**EXERCISE DETAILS:** Retype the material below, keeping each line identical.

**EXTRACTED RECORDS:**
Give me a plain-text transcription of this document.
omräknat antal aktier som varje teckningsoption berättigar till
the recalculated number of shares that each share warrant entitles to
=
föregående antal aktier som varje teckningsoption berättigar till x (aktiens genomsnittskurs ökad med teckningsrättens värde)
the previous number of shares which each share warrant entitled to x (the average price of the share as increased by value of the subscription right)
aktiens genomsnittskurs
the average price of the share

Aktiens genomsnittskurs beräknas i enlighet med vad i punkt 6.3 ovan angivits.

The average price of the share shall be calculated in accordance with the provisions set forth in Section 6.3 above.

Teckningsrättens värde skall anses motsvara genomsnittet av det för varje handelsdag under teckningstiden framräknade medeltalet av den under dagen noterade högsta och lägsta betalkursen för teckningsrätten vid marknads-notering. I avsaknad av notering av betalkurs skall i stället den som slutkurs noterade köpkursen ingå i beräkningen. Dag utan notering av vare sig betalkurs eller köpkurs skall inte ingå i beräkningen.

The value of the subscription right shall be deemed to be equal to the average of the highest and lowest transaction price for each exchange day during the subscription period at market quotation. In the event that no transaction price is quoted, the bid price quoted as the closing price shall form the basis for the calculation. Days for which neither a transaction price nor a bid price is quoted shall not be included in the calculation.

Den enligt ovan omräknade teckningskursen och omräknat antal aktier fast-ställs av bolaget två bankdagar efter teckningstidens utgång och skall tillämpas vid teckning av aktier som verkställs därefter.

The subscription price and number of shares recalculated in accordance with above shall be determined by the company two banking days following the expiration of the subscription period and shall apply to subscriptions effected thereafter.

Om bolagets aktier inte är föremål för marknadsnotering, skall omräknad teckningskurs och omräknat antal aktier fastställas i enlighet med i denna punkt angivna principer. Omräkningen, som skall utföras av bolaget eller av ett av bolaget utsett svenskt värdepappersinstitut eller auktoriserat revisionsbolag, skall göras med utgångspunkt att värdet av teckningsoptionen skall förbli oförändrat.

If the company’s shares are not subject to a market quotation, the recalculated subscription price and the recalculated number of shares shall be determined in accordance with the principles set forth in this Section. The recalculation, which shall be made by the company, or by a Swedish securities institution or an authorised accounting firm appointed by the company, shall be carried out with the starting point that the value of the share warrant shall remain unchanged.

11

**ANSWER SECTION:**
Give me a plain-text transcription of this document.
omräknat antal aktier som varje teckningsoption berättigar till
the recalculated number of shares that each share warrant entitles to
=
föregående antal aktier som varje teckningsoption berättigar till x (aktiens genomsnittskurs ökad med teckningsrättens värde)
the previous number of shares which each share warrant entitled to x (the average price of the share as increased by value of the subscription right)
aktiens genomsnittskurs
the average price of the share

Aktiens genomsnittskurs beräknas i enlighet med vad i punkt 6.3 ovan angivits.

The average price of the share shall be calculated in accordance with the provisions set forth in Section 6.3 above.

Teckningsrättens värde skall anses motsvara genomsnittet av det för varje handelsdag under teckningstiden framräknade medeltalet av den under dagen noterade högsta och lägsta betalkursen för teckningsrätten vid marknads-notering. I avsaknad av notering av betalkurs skall i stället den som slutkurs noterade köpkursen ingå i beräkningen. Dag utan notering av vare sig betalkurs eller köpkurs skall inte ingå i beräkningen.

The value of the subscription right shall be deemed to be equal to the average of the highest and lowest transaction price for each exchange day during the subscription period at market quotation. In the event that no transaction price is quoted, the bid price quoted as the closing price shall form the basis for the calculation. Days for which neither a transaction price nor a bid price is quoted shall not be included in the calculation.

Den enligt ovan omräknade teckningskursen och omräknat antal aktier fast-ställs av bolaget två bankdagar efter teckningstidens utgång och skall tillämpas vid teckning av aktier som verkställs därefter.

The subscription price and number of shares recalculated in accordance with above shall be determined by the company two banking days following the expiration of the subscription period and shall apply to subscriptions effected thereafter.

Om bolagets aktier inte är föremål för marknadsnotering, skall omräknad teckningskurs och omräknat antal aktier fastställas i enlighet med i denna punkt angivna principer. Omräkningen, som skall utföras av bolaget eller av ett av bolaget utsett svenskt värdepappersinstitut eller auktoriserat revisionsbolag, skall göras med utgångspunkt att värdet av teckningsoptionen skall förbli oförändrat.

If the company’s shares are not subject to a market quotation, the recalculated subscription price and the recalculated number of shares shall be determined in accordance with the principles set forth in this Section. The recalculation, which shall be made by the company, or by a Swedish securities institution or an authorised accounting firm appointed by the company, shall be carried out with the starting point that the value of the share warrant shall remain unchanged.

11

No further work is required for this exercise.